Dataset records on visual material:
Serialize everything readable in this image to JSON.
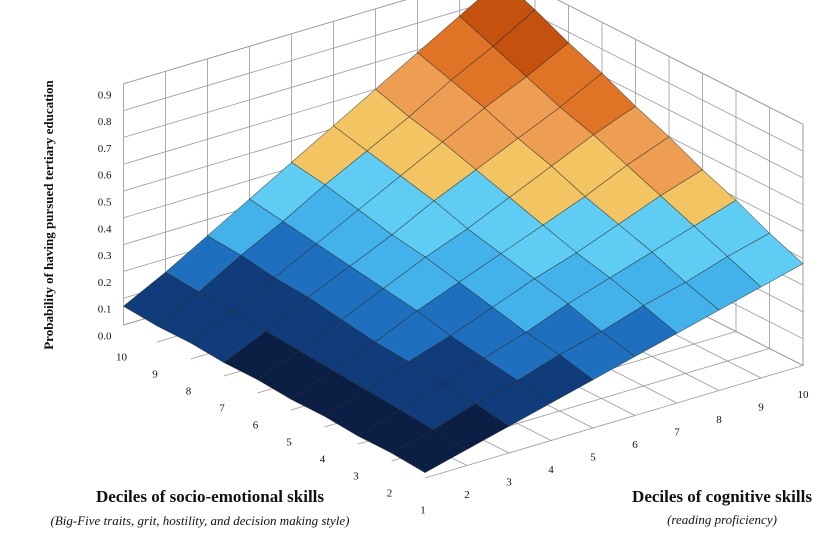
{
  "chart_data": {
    "type": "surface3d",
    "z_axis_label": "Probability of having pursued tertiary education",
    "x_axis_label": "Deciles of socio-emotional skills",
    "x_axis_sublabel": "(Big-Five traits, grit, hostility, and decision making style)",
    "y_axis_label": "Deciles of cognitive skills",
    "y_axis_sublabel": "(reading proficiency)",
    "xticks": [
      1,
      2,
      3,
      4,
      5,
      6,
      7,
      8,
      9,
      10
    ],
    "yticks": [
      2,
      3,
      4,
      5,
      6,
      7,
      8,
      9,
      10
    ],
    "xlim": [
      1,
      10
    ],
    "ylim": [
      1,
      10
    ],
    "zlim": [
      0,
      0.9
    ],
    "zticks": [
      {
        "value": 0,
        "label": "0.0"
      },
      0.1,
      0.2,
      0.3,
      0.4,
      0.5,
      0.6,
      0.7,
      0.8,
      0.9
    ],
    "z": [
      [
        0.02,
        0.06,
        0.1,
        0.14,
        0.18,
        0.22,
        0.26,
        0.3,
        0.34,
        0.38
      ],
      [
        0.03,
        0.07,
        0.12,
        0.16,
        0.21,
        0.25,
        0.3,
        0.34,
        0.39,
        0.43
      ],
      [
        0.03,
        0.08,
        0.13,
        0.18,
        0.23,
        0.29,
        0.34,
        0.39,
        0.44,
        0.49
      ],
      [
        0.04,
        0.09,
        0.15,
        0.2,
        0.26,
        0.32,
        0.37,
        0.43,
        0.49,
        0.54
      ],
      [
        0.04,
        0.1,
        0.16,
        0.23,
        0.29,
        0.35,
        0.41,
        0.47,
        0.54,
        0.6
      ],
      [
        0.05,
        0.11,
        0.18,
        0.25,
        0.32,
        0.38,
        0.45,
        0.52,
        0.59,
        0.65
      ],
      [
        0.05,
        0.12,
        0.2,
        0.27,
        0.34,
        0.42,
        0.49,
        0.56,
        0.63,
        0.71
      ],
      [
        0.06,
        0.13,
        0.21,
        0.29,
        0.37,
        0.45,
        0.53,
        0.61,
        0.68,
        0.76
      ],
      [
        0.06,
        0.14,
        0.23,
        0.31,
        0.4,
        0.48,
        0.56,
        0.65,
        0.73,
        0.82
      ],
      [
        0.07,
        0.15,
        0.24,
        0.33,
        0.42,
        0.51,
        0.6,
        0.69,
        0.78,
        0.87
      ]
    ],
    "band_colors": [
      "#0b1f45",
      "#103c7c",
      "#1f6fbf",
      "#43b2ea",
      "#5fcdf3",
      "#f2c462",
      "#ee9e52",
      "#df7426",
      "#c4520e",
      "#a0140e"
    ],
    "grid": true
  }
}
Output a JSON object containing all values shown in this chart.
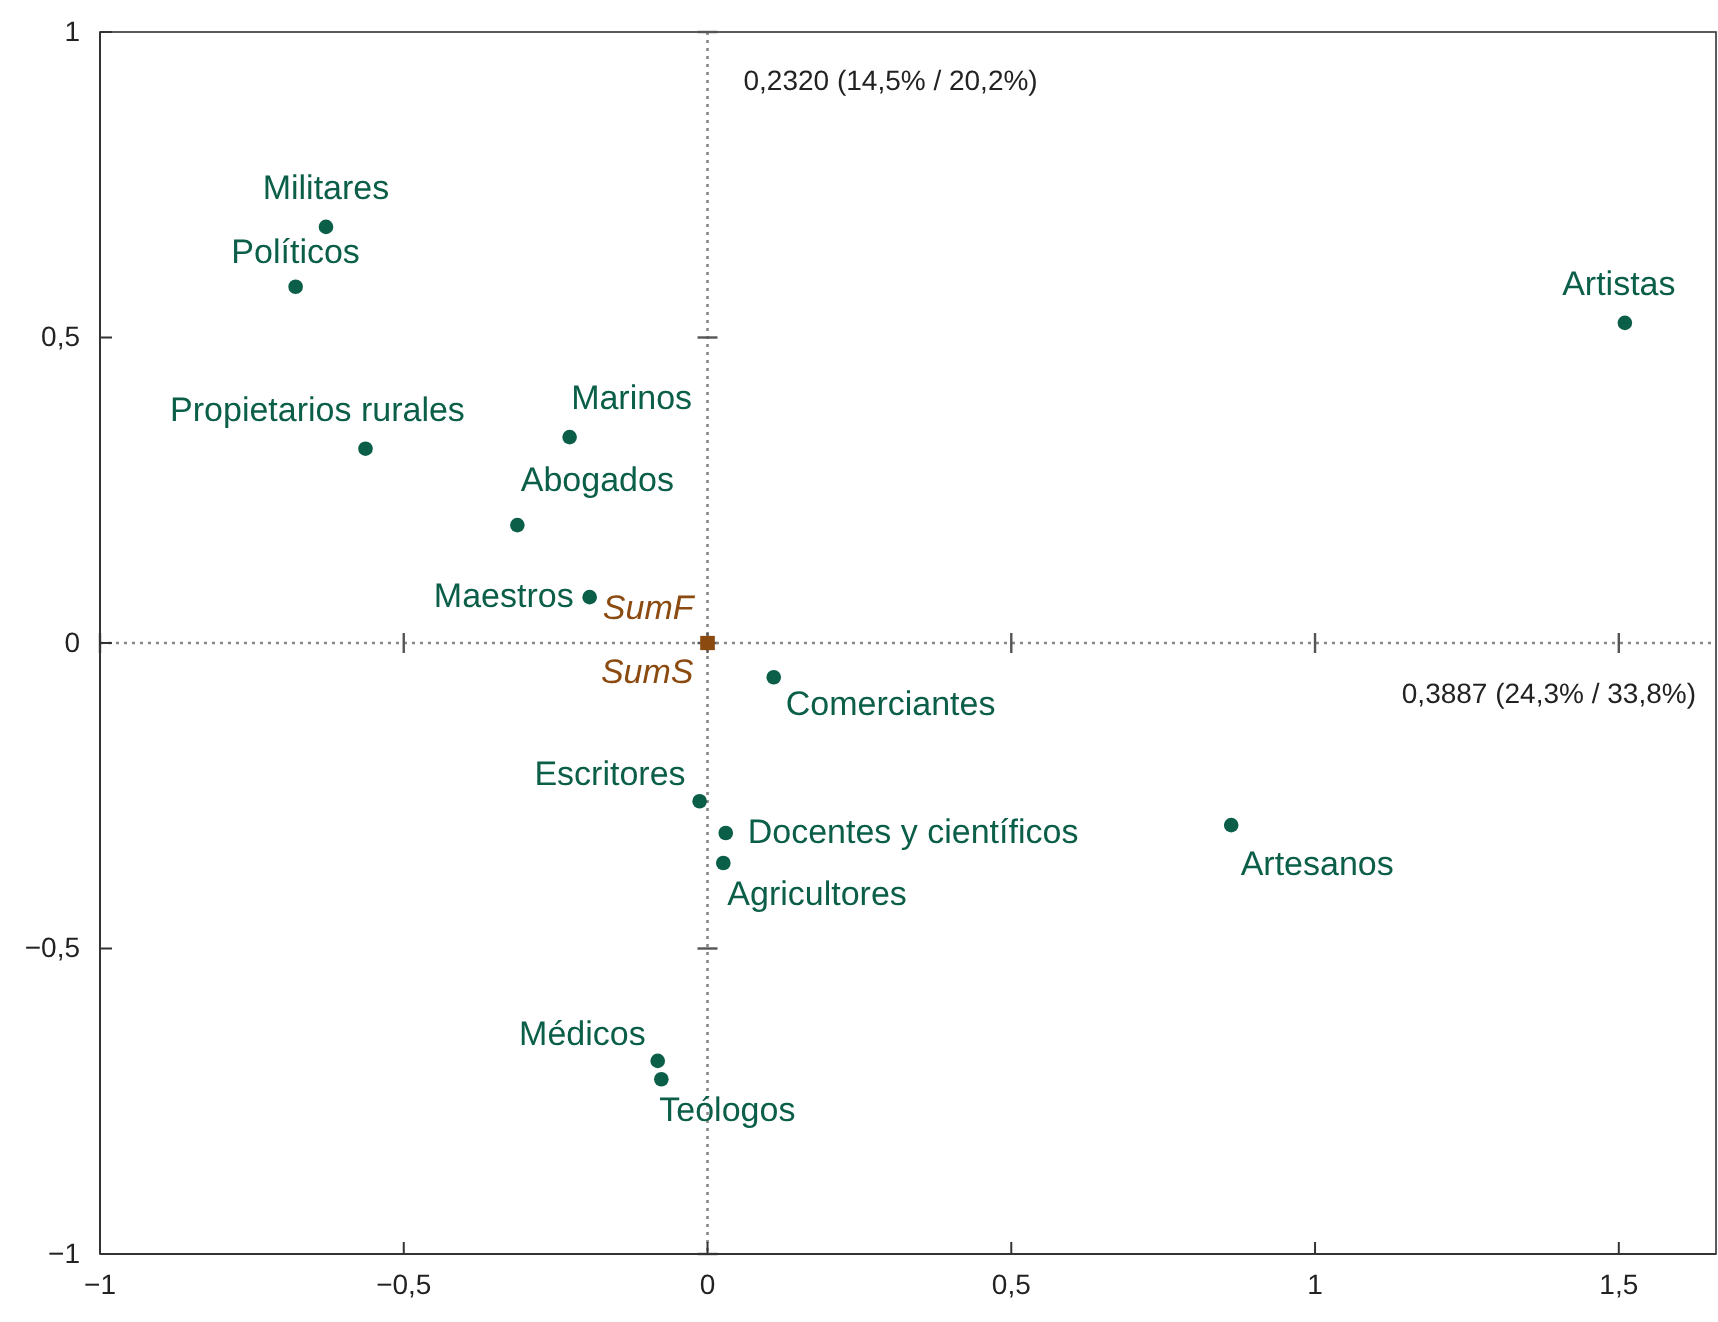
{
  "chart_data": {
    "type": "scatter",
    "xlabel": "0,3887 (24,3% / 33,8%)",
    "ylabel": "0,2320 (14,5% / 20,2%)",
    "xlim": [
      -1,
      1.66
    ],
    "ylim": [
      -1,
      1
    ],
    "xticks": [
      {
        "value": -1,
        "label": "−1"
      },
      {
        "value": -0.5,
        "label": "−0,5"
      },
      0,
      {
        "value": 0.5,
        "label": "0,5"
      },
      1,
      {
        "value": 1.5,
        "label": "1,5"
      }
    ],
    "yticks": [
      {
        "value": -1,
        "label": "−1"
      },
      {
        "value": -0.5,
        "label": "−0,5"
      },
      0,
      {
        "value": 0.5,
        "label": "0,5"
      },
      1
    ],
    "grid": false,
    "ref_lines": [
      {
        "axis": "x",
        "value": 0,
        "line_style": "dotted",
        "color": "#888888"
      },
      {
        "axis": "y",
        "value": 0,
        "line_style": "dotted",
        "color": "#888888"
      }
    ],
    "series": [
      {
        "color": "#0b5e48",
        "marker": "circle",
        "x": [
          -0.628,
          -0.678,
          -0.563,
          -0.227,
          -0.313,
          -0.194,
          0.109,
          -0.013,
          0.03,
          0.026,
          0.862,
          1.51,
          -0.082,
          -0.076
        ],
        "values": [
          0.681,
          0.583,
          0.318,
          0.337,
          0.193,
          0.075,
          -0.056,
          -0.259,
          -0.311,
          -0.36,
          -0.298,
          0.524,
          -0.684,
          -0.714
        ],
        "value_labels": [
          "Militares",
          "Políticos",
          "Propietarios rurales",
          "Marinos",
          "Abogados",
          "Maestros",
          "Comerciantes",
          "Escritores",
          "Docentes y científicos",
          "Agricultores",
          "Artesanos",
          "Artistas",
          "Médicos",
          "Teólogos"
        ]
      },
      {
        "color": "#8b4a0f",
        "marker": "square",
        "x": [
          0,
          0
        ],
        "values": [
          0,
          0
        ],
        "value_labels": [
          "SumF",
          "SumS"
        ]
      }
    ]
  }
}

▶ Problem to solve: Print the complete listing exactly, apart from any pictures.

▶ Solution below:
Serialize everything readable in this image to JSON.
{
  "chart_data": {
    "type": "surface3d",
    "z_axis_label": "Probability of having pursued tertiary education",
    "x_axis_label": "Deciles of socio-emotional skills",
    "x_axis_sublabel": "(Big-Five traits, grit, hostility, and decision making style)",
    "y_axis_label": "Deciles of cognitive skills",
    "y_axis_sublabel": "(reading proficiency)",
    "xticks": [
      1,
      2,
      3,
      4,
      5,
      6,
      7,
      8,
      9,
      10
    ],
    "yticks": [
      2,
      3,
      4,
      5,
      6,
      7,
      8,
      9,
      10
    ],
    "xlim": [
      1,
      10
    ],
    "ylim": [
      1,
      10
    ],
    "zlim": [
      0,
      0.9
    ],
    "zticks": [
      {
        "value": 0,
        "label": "0.0"
      },
      0.1,
      0.2,
      0.3,
      0.4,
      0.5,
      0.6,
      0.7,
      0.8,
      0.9
    ],
    "z": [
      [
        0.02,
        0.06,
        0.1,
        0.14,
        0.18,
        0.22,
        0.26,
        0.3,
        0.34,
        0.38
      ],
      [
        0.03,
        0.07,
        0.12,
        0.16,
        0.21,
        0.25,
        0.3,
        0.34,
        0.39,
        0.43
      ],
      [
        0.03,
        0.08,
        0.13,
        0.18,
        0.23,
        0.29,
        0.34,
        0.39,
        0.44,
        0.49
      ],
      [
        0.04,
        0.09,
        0.15,
        0.2,
        0.26,
        0.32,
        0.37,
        0.43,
        0.49,
        0.54
      ],
      [
        0.04,
        0.1,
        0.16,
        0.23,
        0.29,
        0.35,
        0.41,
        0.47,
        0.54,
        0.6
      ],
      [
        0.05,
        0.11,
        0.18,
        0.25,
        0.32,
        0.38,
        0.45,
        0.52,
        0.59,
        0.65
      ],
      [
        0.05,
        0.12,
        0.2,
        0.27,
        0.34,
        0.42,
        0.49,
        0.56,
        0.63,
        0.71
      ],
      [
        0.06,
        0.13,
        0.21,
        0.29,
        0.37,
        0.45,
        0.53,
        0.61,
        0.68,
        0.76
      ],
      [
        0.06,
        0.14,
        0.23,
        0.31,
        0.4,
        0.48,
        0.56,
        0.65,
        0.73,
        0.82
      ],
      [
        0.07,
        0.15,
        0.24,
        0.33,
        0.42,
        0.51,
        0.6,
        0.69,
        0.78,
        0.87
      ]
    ],
    "band_colors": [
      "#0b1f45",
      "#103c7c",
      "#1f6fbf",
      "#43b2ea",
      "#5fcdf3",
      "#f2c462",
      "#ee9e52",
      "#df7426",
      "#c4520e",
      "#a0140e"
    ],
    "grid": true
  }
}
Output a JSON object containing all values shown in this chart.
{
  "chart_data": {
    "type": "scatter",
    "xlabel": "0,3887 (24,3% / 33,8%)",
    "ylabel": "0,2320 (14,5% / 20,2%)",
    "xlim": [
      -1,
      1.66
    ],
    "ylim": [
      -1,
      1
    ],
    "xticks": [
      {
        "value": -1,
        "label": "−1"
      },
      {
        "value": -0.5,
        "label": "−0,5"
      },
      0,
      {
        "value": 0.5,
        "label": "0,5"
      },
      1,
      {
        "value": 1.5,
        "label": "1,5"
      }
    ],
    "yticks": [
      {
        "value": -1,
        "label": "−1"
      },
      {
        "value": -0.5,
        "label": "−0,5"
      },
      0,
      {
        "value": 0.5,
        "label": "0,5"
      },
      1
    ],
    "grid": false,
    "ref_lines": [
      {
        "axis": "x",
        "value": 0,
        "line_style": "dotted",
        "color": "#888888"
      },
      {
        "axis": "y",
        "value": 0,
        "line_style": "dotted",
        "color": "#888888"
      }
    ],
    "series": [
      {
        "color": "#0b5e48",
        "marker": "circle",
        "x": [
          -0.628,
          -0.678,
          -0.563,
          -0.227,
          -0.313,
          -0.194,
          0.109,
          -0.013,
          0.03,
          0.026,
          0.862,
          1.51,
          -0.082,
          -0.076
        ],
        "values": [
          0.681,
          0.583,
          0.318,
          0.337,
          0.193,
          0.075,
          -0.056,
          -0.259,
          -0.311,
          -0.36,
          -0.298,
          0.524,
          -0.684,
          -0.714
        ],
        "value_labels": [
          "Militares",
          "Políticos",
          "Propietarios rurales",
          "Marinos",
          "Abogados",
          "Maestros",
          "Comerciantes",
          "Escritores",
          "Docentes y científicos",
          "Agricultores",
          "Artesanos",
          "Artistas",
          "Médicos",
          "Teólogos"
        ]
      },
      {
        "color": "#8b4a0f",
        "marker": "square",
        "x": [
          0,
          0
        ],
        "values": [
          0,
          0
        ],
        "value_labels": [
          "SumF",
          "SumS"
        ]
      }
    ]
  }
}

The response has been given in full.